▸ What the task requires: Each line containing the word "total" must be collected.
──────── Records for this exercise
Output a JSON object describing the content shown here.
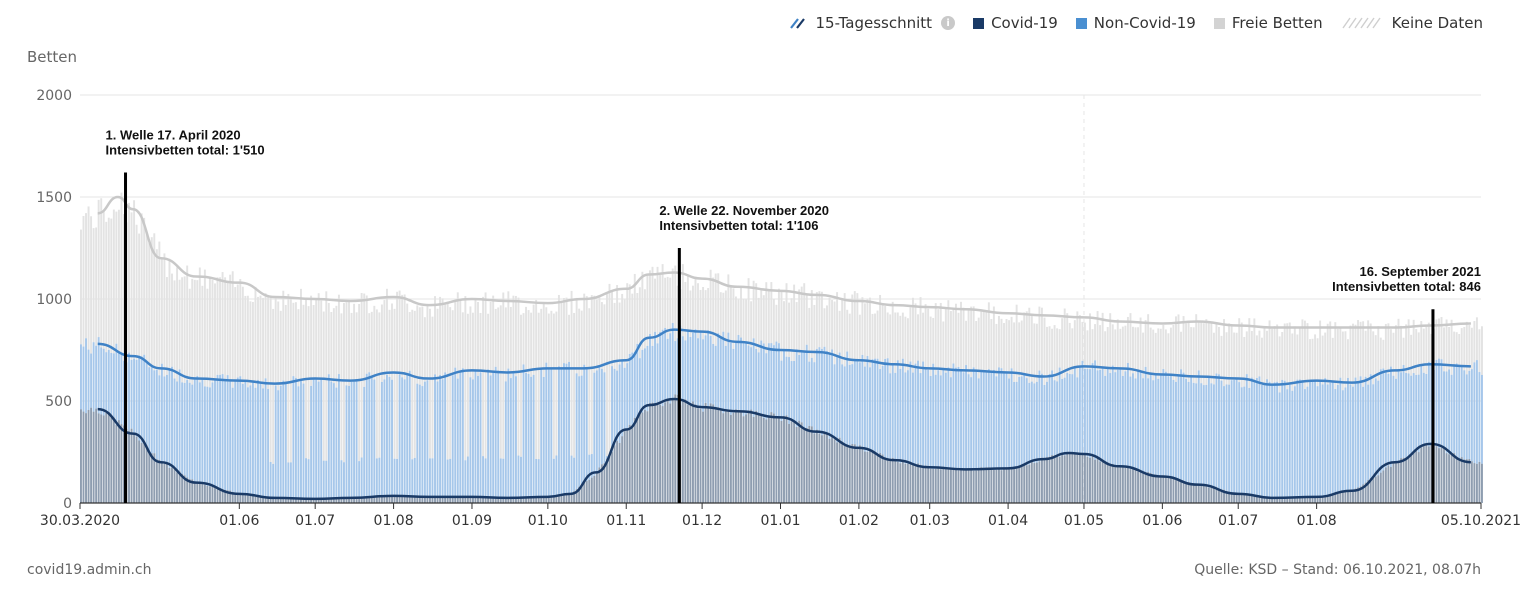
{
  "legend": {
    "avg_label": "15-Tagesschnitt",
    "avg_info_icon": "info-icon",
    "covid_label": "Covid-19",
    "noncovid_label": "Non-Covid-19",
    "free_label": "Freie Betten",
    "nodata_label": "Keine Daten"
  },
  "footer": {
    "source_left": "covid19.admin.ch",
    "source_right": "Quelle: KSD – Stand: 06.10.2021, 08.07h"
  },
  "colors": {
    "covid_fill": "#8e9db0",
    "noncovid_fill": "#a6c7ea",
    "free_fill": "#e3e3e3",
    "covid_line": "#1a3a66",
    "noncovid_line": "#3f82c6",
    "free_line": "#c8c8c8",
    "covid_swatch": "#1a3a66",
    "noncovid_swatch": "#4a8fd1",
    "free_swatch": "#d3d3d3"
  },
  "chart_data": {
    "type": "area",
    "ylabel": "Betten",
    "ylim": [
      0,
      2000
    ],
    "yticks": [
      0,
      500,
      1000,
      1500,
      2000
    ],
    "x_tick_labels": [
      "30.03.2020",
      "01.06",
      "01.07",
      "01.08",
      "01.09",
      "01.10",
      "01.11",
      "01.12",
      "01.01",
      "01.02",
      "01.03",
      "01.04",
      "01.05",
      "01.06",
      "01.07",
      "01.08",
      "05.10.2021"
    ],
    "x_tick_dates": [
      "2020-03-30",
      "2020-06-01",
      "2020-07-01",
      "2020-08-01",
      "2020-09-01",
      "2020-10-01",
      "2020-11-01",
      "2020-12-01",
      "2021-01-01",
      "2021-02-01",
      "2021-03-01",
      "2021-04-01",
      "2021-05-01",
      "2021-06-01",
      "2021-07-01",
      "2021-08-01",
      "2021-10-05"
    ],
    "x_start": "2020-03-30",
    "x_end": "2021-10-05",
    "grid": true,
    "legend_position": "top-right",
    "series": [
      {
        "name": "Covid-19",
        "x": [
          "2020-04-06",
          "2020-04-20",
          "2020-05-01",
          "2020-05-15",
          "2020-06-01",
          "2020-06-15",
          "2020-07-01",
          "2020-07-15",
          "2020-08-01",
          "2020-08-15",
          "2020-09-01",
          "2020-09-15",
          "2020-10-01",
          "2020-10-10",
          "2020-10-20",
          "2020-11-01",
          "2020-11-10",
          "2020-11-20",
          "2020-12-01",
          "2020-12-15",
          "2021-01-01",
          "2021-01-15",
          "2021-02-01",
          "2021-02-15",
          "2021-03-01",
          "2021-03-15",
          "2021-04-01",
          "2021-04-15",
          "2021-04-25",
          "2021-05-01",
          "2021-05-15",
          "2021-06-01",
          "2021-06-15",
          "2021-07-01",
          "2021-07-15",
          "2021-08-01",
          "2021-08-15",
          "2021-09-01",
          "2021-09-15",
          "2021-10-01"
        ],
        "values": [
          460,
          340,
          200,
          100,
          45,
          25,
          20,
          25,
          35,
          30,
          30,
          25,
          30,
          45,
          150,
          360,
          480,
          510,
          470,
          450,
          420,
          350,
          270,
          210,
          175,
          165,
          170,
          215,
          245,
          240,
          180,
          130,
          90,
          45,
          25,
          30,
          60,
          200,
          290,
          200
        ]
      },
      {
        "name": "Non-Covid-19",
        "x": [
          "2020-04-06",
          "2020-04-20",
          "2020-05-01",
          "2020-05-15",
          "2020-06-01",
          "2020-06-15",
          "2020-07-01",
          "2020-07-15",
          "2020-08-01",
          "2020-08-15",
          "2020-09-01",
          "2020-09-15",
          "2020-10-01",
          "2020-10-15",
          "2020-11-01",
          "2020-11-10",
          "2020-11-20",
          "2020-12-01",
          "2020-12-15",
          "2021-01-01",
          "2021-01-15",
          "2021-02-01",
          "2021-02-15",
          "2021-03-01",
          "2021-03-15",
          "2021-04-01",
          "2021-04-15",
          "2021-05-01",
          "2021-05-15",
          "2021-06-01",
          "2021-06-15",
          "2021-07-01",
          "2021-07-15",
          "2021-08-01",
          "2021-08-15",
          "2021-09-01",
          "2021-09-15",
          "2021-10-01"
        ],
        "values": [
          780,
          720,
          660,
          610,
          600,
          585,
          610,
          600,
          640,
          610,
          650,
          640,
          660,
          660,
          700,
          810,
          850,
          840,
          790,
          750,
          740,
          700,
          680,
          660,
          650,
          640,
          620,
          670,
          660,
          630,
          620,
          610,
          580,
          600,
          590,
          650,
          680,
          670
        ]
      },
      {
        "name": "Freie Betten",
        "x": [
          "2020-04-06",
          "2020-04-14",
          "2020-04-20",
          "2020-05-01",
          "2020-05-15",
          "2020-06-01",
          "2020-06-15",
          "2020-07-01",
          "2020-07-15",
          "2020-08-01",
          "2020-08-15",
          "2020-09-01",
          "2020-09-15",
          "2020-10-01",
          "2020-10-15",
          "2020-11-01",
          "2020-11-10",
          "2020-11-20",
          "2020-12-01",
          "2020-12-15",
          "2021-01-01",
          "2021-01-15",
          "2021-02-01",
          "2021-02-15",
          "2021-03-01",
          "2021-03-15",
          "2021-04-01",
          "2021-04-15",
          "2021-05-01",
          "2021-05-15",
          "2021-06-01",
          "2021-06-15",
          "2021-07-01",
          "2021-07-15",
          "2021-08-01",
          "2021-08-15",
          "2021-09-01",
          "2021-09-15",
          "2021-10-01"
        ],
        "values": [
          1420,
          1500,
          1440,
          1200,
          1110,
          1080,
          1010,
          1000,
          990,
          1010,
          970,
          1000,
          990,
          980,
          1000,
          1050,
          1120,
          1130,
          1100,
          1060,
          1040,
          1020,
          990,
          970,
          960,
          950,
          930,
          920,
          910,
          890,
          880,
          890,
          870,
          860,
          860,
          860,
          860,
          870,
          880
        ]
      }
    ],
    "annotations": [
      {
        "date": "2020-04-17",
        "line1": "1. Welle 17. April 2020",
        "line2": "Intensivbetten total: 1'510",
        "top_value": 1620
      },
      {
        "date": "2020-11-22",
        "line1": "2. Welle 22. November 2020",
        "line2": "Intensivbetten total: 1'106",
        "top_value": 1250
      },
      {
        "date": "2021-09-16",
        "line1": "16. September 2021",
        "line2": "Intensivbetten total: 846",
        "top_value": 950
      }
    ]
  }
}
────────────────
▸ Worked answer:
        "line2": "Intensivbetten total: 1'510",
        "line2": "Intensivbetten total: 1'106",
        "line2": "Intensivbetten total: 846",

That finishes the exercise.